▸ EXERCISE:
Without its pictures, the listing below is to be transcribed exactly.
RECORDS FOR THE TASK: Begin
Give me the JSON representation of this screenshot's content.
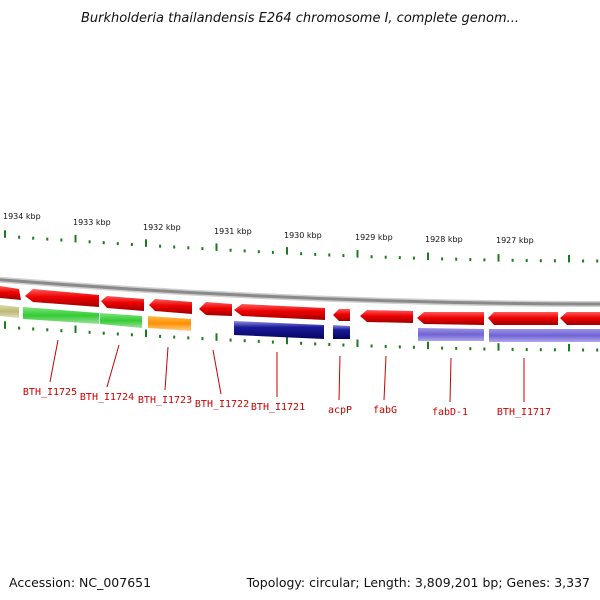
{
  "title": "Burkholderia thailandensis E264 chromosome I, complete genom...",
  "footer": {
    "accession": "Accession: NC_007651",
    "summary": "Topology: circular; Length: 3,809,201 bp; Genes: 3,337"
  },
  "scale_labels": [
    "1934 kbp",
    "1933 kbp",
    "1932 kbp",
    "1931 kbp",
    "1930 kbp",
    "1929 kbp",
    "1928 kbp",
    "1927 kbp"
  ],
  "gene_labels": [
    "BTH_I1725",
    "BTH_I1724",
    "BTH_I1723",
    "BTH_I1722",
    "BTH_I1721",
    "acpP",
    "fabG",
    "fabD-1",
    "BTH_I1717"
  ],
  "colors": {
    "backbone": "#8c8c8c",
    "cds": "#ee1111",
    "tick": "#1e7a1e",
    "label": "#cc0000",
    "green": "#3ecf3e",
    "orange": "#ff9900",
    "khaki": "#c8c48a",
    "navy": "#1a1a8c",
    "lavender": "#7b6fd6"
  }
}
RECORDS FOR THE TASK: End
▸ RESULT FOR THIS EXERCISE:
Give me the JSON representation of this screenshot's content.
{
  "title": "Burkholderia thailandensis E264 chromosome I, complete genom...",
  "footer": {
    "accession": "Accession: NC_007651",
    "summary": "Topology: circular; Length: 3,809,201 bp; Genes: 3,337"
  },
  "scale_labels": [
    "1934 kbp",
    "1933 kbp",
    "1932 kbp",
    "1931 kbp",
    "1930 kbp",
    "1929 kbp",
    "1928 kbp",
    "1927 kbp"
  ],
  "gene_labels": [
    "BTH_I1725",
    "BTH_I1724",
    "BTH_I1723",
    "BTH_I1722",
    "BTH_I1721",
    "acpP",
    "fabG",
    "fabD-1",
    "BTH_I1717"
  ],
  "colors": {
    "backbone": "#8c8c8c",
    "cds": "#ee1111",
    "tick": "#1e7a1e",
    "label": "#cc0000",
    "green": "#3ecf3e",
    "orange": "#ff9900",
    "khaki": "#c8c48a",
    "navy": "#1a1a8c",
    "lavender": "#7b6fd6"
  }
}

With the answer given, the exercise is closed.